> _Your objective_:
Count the lines in the data that contain the string "interactable" and give only that number.

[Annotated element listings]
(begin)

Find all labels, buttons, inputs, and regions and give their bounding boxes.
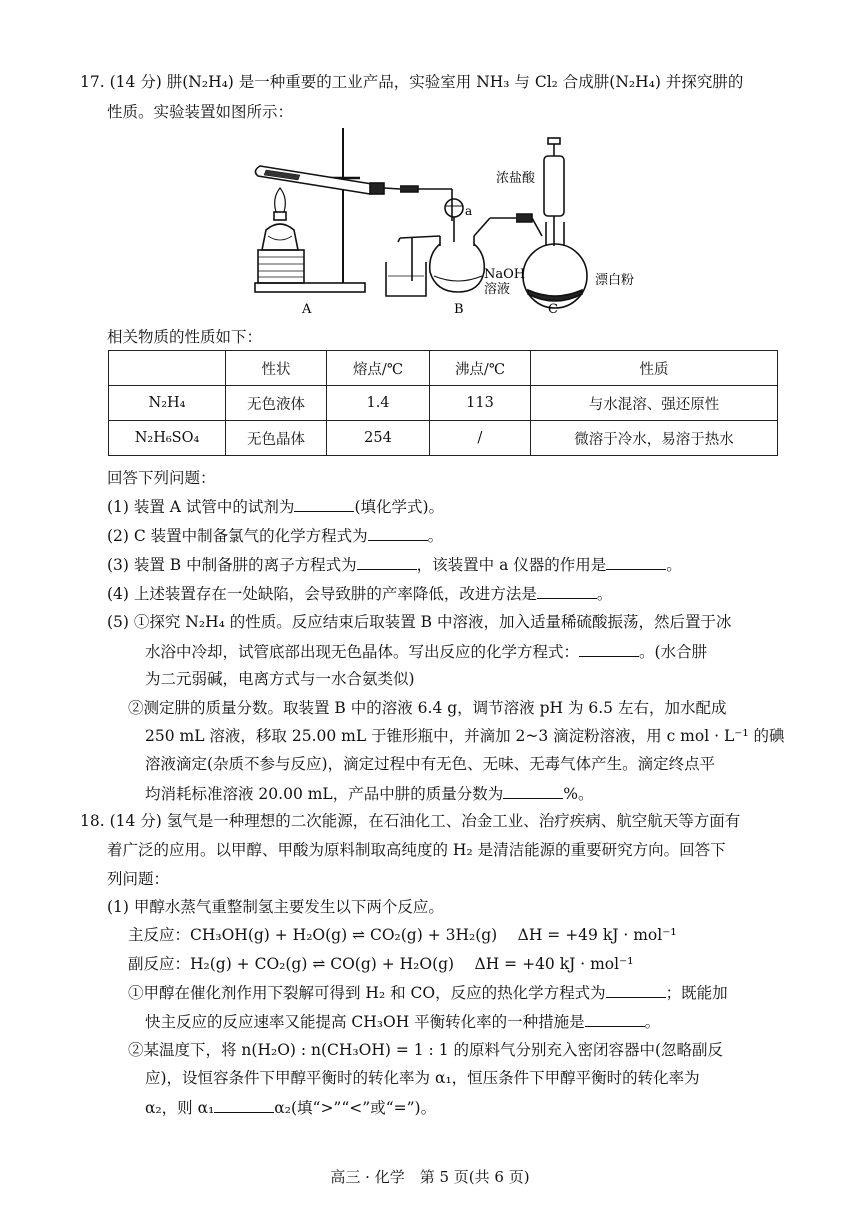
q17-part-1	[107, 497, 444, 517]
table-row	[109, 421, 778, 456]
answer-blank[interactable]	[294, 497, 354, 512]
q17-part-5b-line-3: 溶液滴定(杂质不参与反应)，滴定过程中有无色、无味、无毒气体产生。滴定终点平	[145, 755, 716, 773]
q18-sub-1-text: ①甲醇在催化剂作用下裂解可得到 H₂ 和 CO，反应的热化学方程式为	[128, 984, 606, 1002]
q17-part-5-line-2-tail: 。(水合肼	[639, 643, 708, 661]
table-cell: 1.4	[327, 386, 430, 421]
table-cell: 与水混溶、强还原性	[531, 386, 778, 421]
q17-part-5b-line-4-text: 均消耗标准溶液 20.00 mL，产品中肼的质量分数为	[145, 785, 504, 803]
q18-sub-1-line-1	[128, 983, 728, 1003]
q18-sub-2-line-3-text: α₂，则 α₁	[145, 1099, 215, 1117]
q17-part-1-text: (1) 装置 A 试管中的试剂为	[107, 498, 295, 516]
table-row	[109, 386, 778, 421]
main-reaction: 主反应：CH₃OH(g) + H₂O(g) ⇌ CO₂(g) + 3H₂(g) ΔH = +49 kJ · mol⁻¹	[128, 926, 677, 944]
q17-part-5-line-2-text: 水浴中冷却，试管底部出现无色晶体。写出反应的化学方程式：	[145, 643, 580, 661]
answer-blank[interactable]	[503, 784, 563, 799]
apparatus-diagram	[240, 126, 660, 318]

(end)

> _Problem solution_:
2